Consigne 1: Imprimez le passage de la lettre allant de « Beaucoup même de » à « aux quatre élèments. ».
Consigne 2: Donnez en sortie, sans rien y changer, uniquement les lignes de la liste allant de la ligne contenant « Patent image size: (561, 462). » à la ligne contenant « The output 650 is at (455, 170). », toutes deux incluses.

Extrait choisi:

━━━━━━━━━━━━━━━━━━━━━━━━━━━━━━

Mon illustre magistrat, mon respectable ami, j'ay le cœur serré de la lecture de votre second mémoire.
Que je vous plains! Que les derniers pas de votre belle carrière sont pénibles! Mais enfin vous êtes sage. Tâchez de finir cette affaire à quelque prix que ce soit et ménagez vous des heures heureuses sur la fin de ce jour d'orages qu'on appelle la vie. Je voudrais voir le mémoire de votre adverse partie; et quand je songe que cette adverse partie est un fils, un premier président qui vous doit ce qu'il â et ce qu'il est, je suis bien affligé.

Je vous promets de venir vous voir l'année prochaine, si je suis en vie. Vous savez que jusqu'icy je n'ay pas eu un moment dont je pusse disposer.

Je me flatte que votre procez contre monsieur votre fils vaut mieux que celuy que vous entreprenez pour votre dessinateur. Vous en appelez à m. de Cailus, c'est précisément, à ce qu'on me mande, M. de Cailus qui l'a condamné. Pour moy je ne le condamne point, il m'est très indiférent que des figures soient grandes ou petites, et même qu'elles soient bien ou mal faittes. On n'examine point les estampes des tragédies qu'on ne peut lire; et les souscripteurs n'ont que trop d'estampes et de papier pour leur argent.

Beaucoup même de souscripteurs n'ont rien donné selon la louable coutume des Français, qui sont riches en paroles et généreux en promesses, tandis que les Anglais sont ordinairement l'un et l'autre en effet.

Venons à présent à notre petite affaire. Le billet que vous m'avez fait à Lyon entre les mains de Mrs Tronchin et Camp, ne vaut rien en justice réglée et déréglée, parce que c'est une quittance plutôt qu'un billet, et que certainement mr votre fils ne le payerait pas, et que Mesdames vos filles seraient en droit de ne le pas payer à melle Corneille ou à mes autres hoirs après que notre corps serait rendu aux quatre élèments.

La procuration que vous avez eu la bonté de m'envoier ne peut suffire parce qu'elle ne spécifie point le temps où je vous ay prêté la somme de vingt mille livres, et qu'elle ne dit pas même que cet argent vous a été prété.

━━━━━━━━━━━━━━━━━━━━━━━━━━━━━━

Lignes:

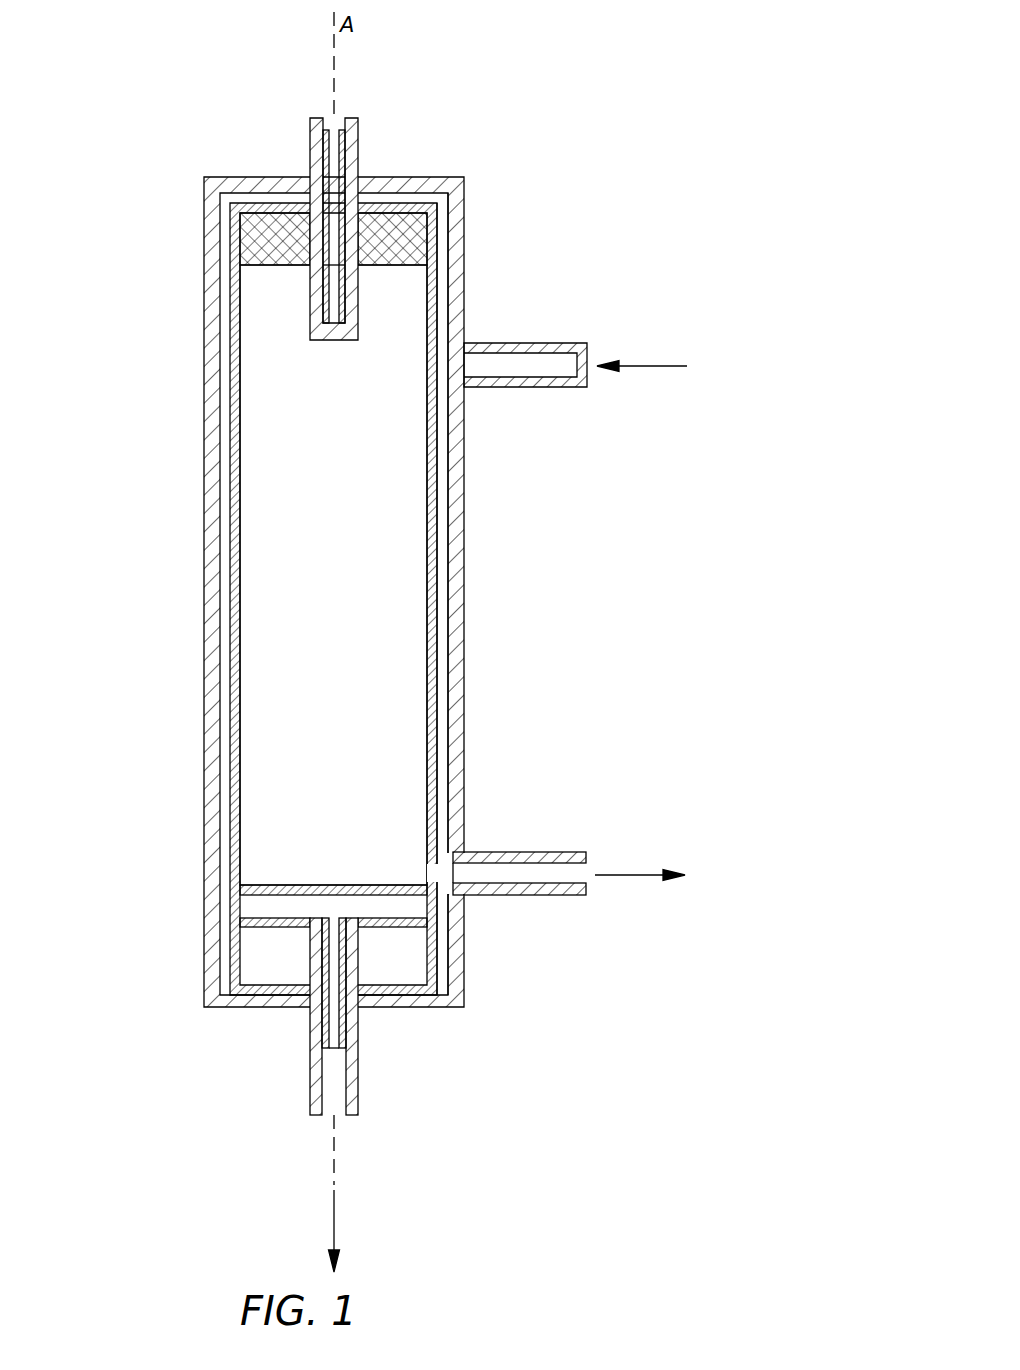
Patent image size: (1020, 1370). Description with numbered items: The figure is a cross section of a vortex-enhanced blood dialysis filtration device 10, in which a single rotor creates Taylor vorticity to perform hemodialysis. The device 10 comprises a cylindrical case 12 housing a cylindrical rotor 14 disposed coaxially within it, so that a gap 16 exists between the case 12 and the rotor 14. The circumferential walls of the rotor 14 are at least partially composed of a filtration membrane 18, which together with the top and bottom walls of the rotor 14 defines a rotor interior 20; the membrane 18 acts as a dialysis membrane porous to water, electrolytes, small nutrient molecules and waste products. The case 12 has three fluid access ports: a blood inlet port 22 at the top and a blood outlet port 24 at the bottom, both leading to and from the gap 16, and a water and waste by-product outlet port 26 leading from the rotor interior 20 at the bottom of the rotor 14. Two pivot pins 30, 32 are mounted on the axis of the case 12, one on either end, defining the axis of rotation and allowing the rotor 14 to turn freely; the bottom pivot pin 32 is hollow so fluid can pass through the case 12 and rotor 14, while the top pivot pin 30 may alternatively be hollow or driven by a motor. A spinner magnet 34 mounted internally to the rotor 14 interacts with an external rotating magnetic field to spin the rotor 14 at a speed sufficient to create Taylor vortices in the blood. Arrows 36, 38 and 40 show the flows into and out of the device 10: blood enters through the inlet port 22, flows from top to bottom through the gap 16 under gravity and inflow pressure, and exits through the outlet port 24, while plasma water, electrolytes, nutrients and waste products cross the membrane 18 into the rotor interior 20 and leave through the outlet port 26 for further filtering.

The filtration device 10 is at (562, 70).
The cylindrical case 12 is at (199, 405).
The cylindrical rotor 14 is at (226, 715).
The gap 16 is at (443, 652).
The filtration membrane 18 is at (444, 497).
The rotor interior 20 is at (292, 555).
The blood inlet port 22 is at (525, 343).
The blood outlet port 24 is at (515, 852).
The water and waste by-product outlet port 26 is at (311, 1075).
The top pivot pin 30 is at (352, 149).
The bottom pivot pin 32 is at (354, 1033).
The spinner magnet 34 is at (270, 243).
The arrow 36 is at (650, 366).
The arrow 38 is at (625, 875).
The arrow 40 is at (335, 1230).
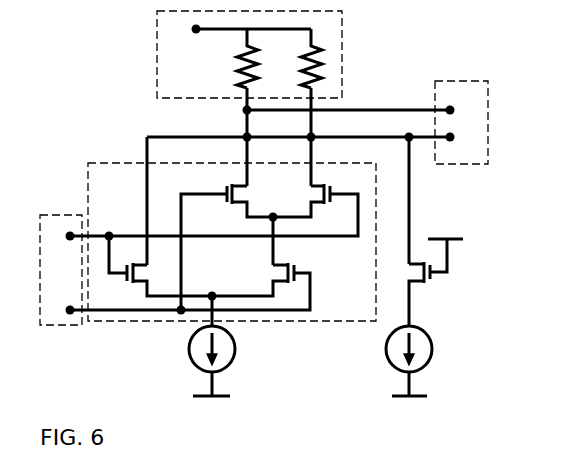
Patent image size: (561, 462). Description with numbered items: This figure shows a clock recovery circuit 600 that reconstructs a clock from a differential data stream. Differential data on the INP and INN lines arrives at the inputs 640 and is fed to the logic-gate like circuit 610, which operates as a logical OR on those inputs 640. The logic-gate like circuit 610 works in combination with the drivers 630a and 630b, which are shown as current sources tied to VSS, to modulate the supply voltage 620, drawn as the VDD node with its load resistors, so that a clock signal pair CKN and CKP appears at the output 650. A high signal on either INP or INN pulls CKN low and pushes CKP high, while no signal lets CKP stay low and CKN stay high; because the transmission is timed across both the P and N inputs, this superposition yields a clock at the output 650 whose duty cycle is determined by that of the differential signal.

The clock recovery circuit 600 is at (260, 169).
The logic-gate like circuit 610 is at (107, 158).
The supply voltage 620 is at (343, 70).
The driver 630a is at (234, 368).
The driver 630b is at (432, 325).
The inputs 640 is at (63, 333).
The output 650 is at (455, 170).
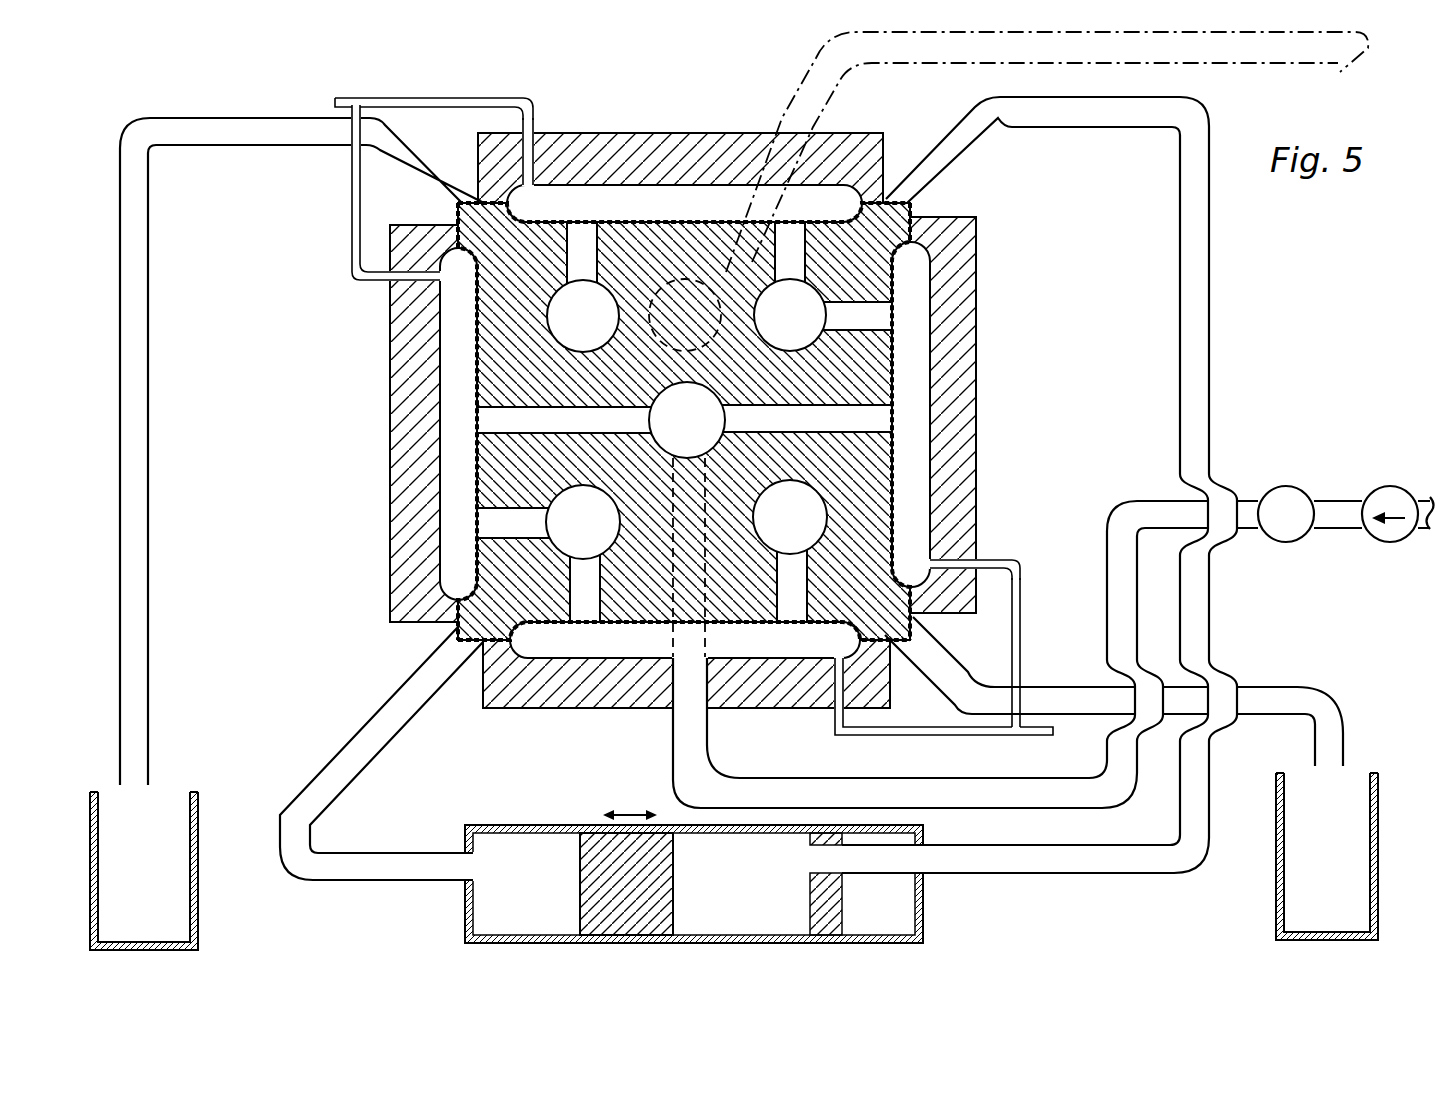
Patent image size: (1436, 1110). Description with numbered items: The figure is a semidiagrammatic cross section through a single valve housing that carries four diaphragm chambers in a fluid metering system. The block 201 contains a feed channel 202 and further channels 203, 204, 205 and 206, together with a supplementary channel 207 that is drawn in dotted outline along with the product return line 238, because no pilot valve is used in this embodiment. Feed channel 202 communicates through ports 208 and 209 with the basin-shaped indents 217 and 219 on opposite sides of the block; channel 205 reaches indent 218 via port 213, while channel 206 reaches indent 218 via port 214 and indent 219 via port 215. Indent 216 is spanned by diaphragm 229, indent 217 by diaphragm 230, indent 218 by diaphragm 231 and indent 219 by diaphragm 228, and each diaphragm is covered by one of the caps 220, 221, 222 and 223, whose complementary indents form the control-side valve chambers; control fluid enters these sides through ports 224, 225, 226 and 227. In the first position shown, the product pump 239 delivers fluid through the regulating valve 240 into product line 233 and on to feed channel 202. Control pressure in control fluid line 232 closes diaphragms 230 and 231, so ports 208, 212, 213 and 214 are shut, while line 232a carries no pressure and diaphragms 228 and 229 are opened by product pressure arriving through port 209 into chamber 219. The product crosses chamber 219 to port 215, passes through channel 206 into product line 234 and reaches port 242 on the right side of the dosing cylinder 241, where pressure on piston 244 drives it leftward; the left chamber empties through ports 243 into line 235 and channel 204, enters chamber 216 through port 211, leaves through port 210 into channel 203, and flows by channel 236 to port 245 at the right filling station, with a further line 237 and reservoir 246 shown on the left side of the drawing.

The block 201 is at (878, 480).
The feed channel 202 is at (673, 430).
The channel 203 is at (776, 531).
The channel 204 is at (569, 534).
The channel 205 is at (569, 328).
The channel 206 is at (776, 327).
The supplementary channel 207 is at (700, 282).
The port 208 is at (546, 428).
The port 209 is at (791, 428).
The port 210 is at (790, 600).
The port 211 is at (585, 600).
The port 212 is at (528, 534).
The port 213 is at (575, 250).
The port 214 is at (792, 247).
The port 215 is at (873, 327).
The indent 216 is at (721, 649).
The indent 217 is at (448, 398).
The indent 218 is at (636, 211).
The indent 219 is at (915, 343).
The cap 220 is at (665, 710).
The cap 221 is at (395, 543).
The cap 222 is at (640, 133).
The cap 223 is at (960, 290).
The port 224 is at (977, 562).
The port 225 is at (835, 712).
The port 226 is at (378, 278).
The port 227 is at (536, 137).
The diaphragm 228 is at (920, 416).
The diaphragm 229 is at (640, 655).
The diaphragm 230 is at (475, 312).
The diaphragm 231 is at (613, 215).
The control fluid line 232 is at (447, 96).
The control fluid line 232a is at (1022, 590).
The product line 233 is at (944, 779).
The product line 234 is at (1117, 128).
The line 235 is at (311, 827).
The channel 236 is at (1092, 715).
The conduit 237 is at (263, 147).
The product return line 238 is at (1335, 64).
The product pump 239 is at (1386, 486).
The regulating valve 240 is at (1296, 487).
The cylinder 241 is at (560, 825).
The port 242 is at (815, 870).
The ports 243 is at (483, 850).
The piston 244 is at (660, 835).
The port 245 is at (1325, 817).
The reservoir 246 is at (150, 828).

━━━━━━━━━━━━━━━━━━━━━━━━━━━━━━

Réponse 1:
Beaucoup même de souscripteurs n'ont rien donné selon la louable coutume des Français, qui sont riches en paroles et généreux en promesses, tandis que les Anglais sont ordinairement l'un et l'autre en effet.

Venons à présent à notre petite affaire. Le billet que vous m'avez fait à Lyon entre les mains de Mrs Tronchin et Camp, ne vaut rien en justice réglée et déréglée, parce que c'est une quittance plutôt qu'un billet, et que certainement mr votre fils ne le payerait pas, et que Mesdames vos filles seraient en droit de ne le pas payer à melle Corneille ou à mes autres hoirs après que notre corps serait rendu aux quatre élèments.

Réponse 2:
Patent image size: (561, 462). Description with numbered items: This figure shows a clock recovery circuit 600 that reconstructs a clock from a differential data stream. Differential data on the INP and INN lines arrives at the inputs 640 and is fed to the logic-gate like circuit 610, which operates as a logical OR on those inputs 640. The logic-gate like circuit 610 works in combination with the drivers 630a and 630b, which are shown as current sources tied to VSS, to modulate the supply voltage 620, drawn as the VDD node with its load resistors, so that a clock signal pair CKN and CKP appears at the output 650. A high signal on either INP or INN pulls CKN low and pushes CKP high, while no signal lets CKP stay low and CKN stay high; because the transmission is timed across both the P and N inputs, this superposition yields a clock at the output 650 whose duty cycle is determined by that of the differential signal.

The clock recovery circuit 600 is at (260, 169).
The logic-gate like circuit 610 is at (107, 158).
The supply voltage 620 is at (343, 70).
The driver 630a is at (234, 368).
The driver 630b is at (432, 325).
The inputs 640 is at (63, 333).
The output 650 is at (455, 170).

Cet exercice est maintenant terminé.